> **Task set**:
1) In the forum posts on childhood shyness, between what ages does separation anxiety peak?
2) Reproduce the passage from the forum posts on childhood shyness starting with "I'm sure I have" and going on through "are the experts.".
3) Carry on the forum posts on childhood shyness from the point where the text stops.

> **Extract**:
Patience is a definite must. My daughters are the same way, as im a stay at home Mom with minimal social interaction. I stuck to the plan of the library and mom and me programs but still ended up with two very shy kids. This past month my oldest has finally begun her independent class and has shown slight improvement. My 2 year old I have just begun with mom and me gymnastics. This seems to have really helped. She's able to run around and interact without the sit down with only mom time. I've done a music mom and me program but found it was still too individualized to me doing the work with her and had limited interaction. I say stick with what your doing and it can't hurt any.
Brinny, I can't remember exactly how old your daughter is. Some of the shyness can be a part of normal development. For example separation anxiety peaks between 10-18 months, so in that case it's normal and not a new problem per say. Shyness also comes out as a part of normal development between 9-18 months. You do such a good job with your daughter and are so proactive about things! One thought that I have is play areas at the malls. I live in a very rainy state and so parents really use these indoor areas for letting kids play in the winter months.
I'm sure I have given you the website for american academy of peds before but I'll relink you in case you want to read a bit more about shyness. You can't go wrong with the AAP-they are the experts.

> **Data provided**:
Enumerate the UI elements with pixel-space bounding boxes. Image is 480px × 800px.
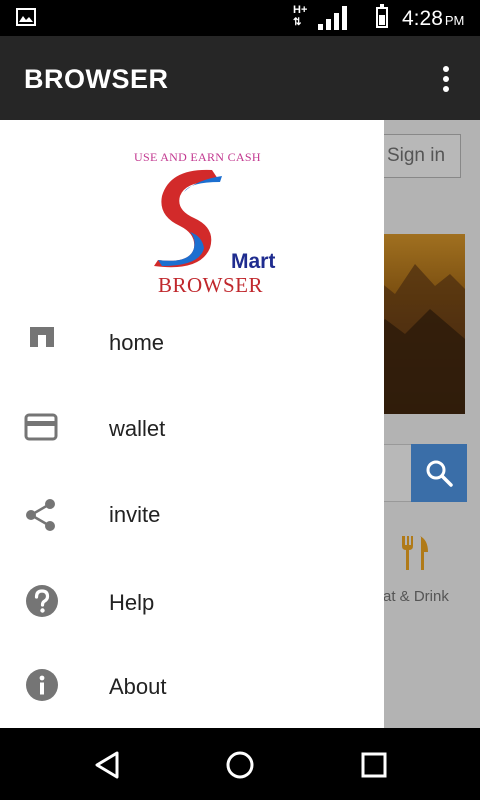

> **Answers provided**:
1) Between 10 and 18 months.

2)
I'm sure I have given you the website for american academy of peds before but I'll relink you in case you want to read a bit more about shyness. You can't go wrong with the AAP-they are the experts.

3)
Let us know how things are going,
Thanks Jess, Yes i have the site bookmarked on my computer. Hazel does fall between the 9-18 month marker, and i'm sure it's partially a developmental thing. I just don't want her to get into the habbit of being so shy and antisocial to the peont where she actually will hide from people who look her in the eye. So to combat this I am taking up mall walking for some exercise and an excuse to get out of the house and so Hazel can play in the play area. it's hit and miss at our mall though, some days the play area is nice with just a few kids that aren't too rowdy... but sometimes it's packed with kids jumping everywhere. we're also going to try some library activities and then gymnastics/tumbling starts at 18 months... I love being able to be proactive with her, and since i'm able to be with her all the time it's very noticeable when there's something that i need to change with her routine. anyway thanks everyone for your advice... i'll keep checking back in case someone else can come up with another kind of fun activity.
Kindermusik is great! Give it a try! We did it with our little boy when he was young and it was a fun way to get out and about, as well as cultivate his love of music. He really enjoys music and instruments of all types now. We also went to library time, Mommy and Me Yoga, and some other activities such as some mommy groups at our church. Sometimes art studios or community centers have toddler times...it's worth checking out. Good luck. :-)
Glad you are sticking with it and working hard at things. Let me know if there is anything I can do to help!
Keep us posted,
What I did to my child is that I let her play with other children. By means of that I discover that she is improving.
In our community, the park system has great activities for young kids including arts and crafts, nature hikes, drum circles and other similar activities. These are convenient and cheap and have been a great resource for us. Check to see what your local and state parks systems offer.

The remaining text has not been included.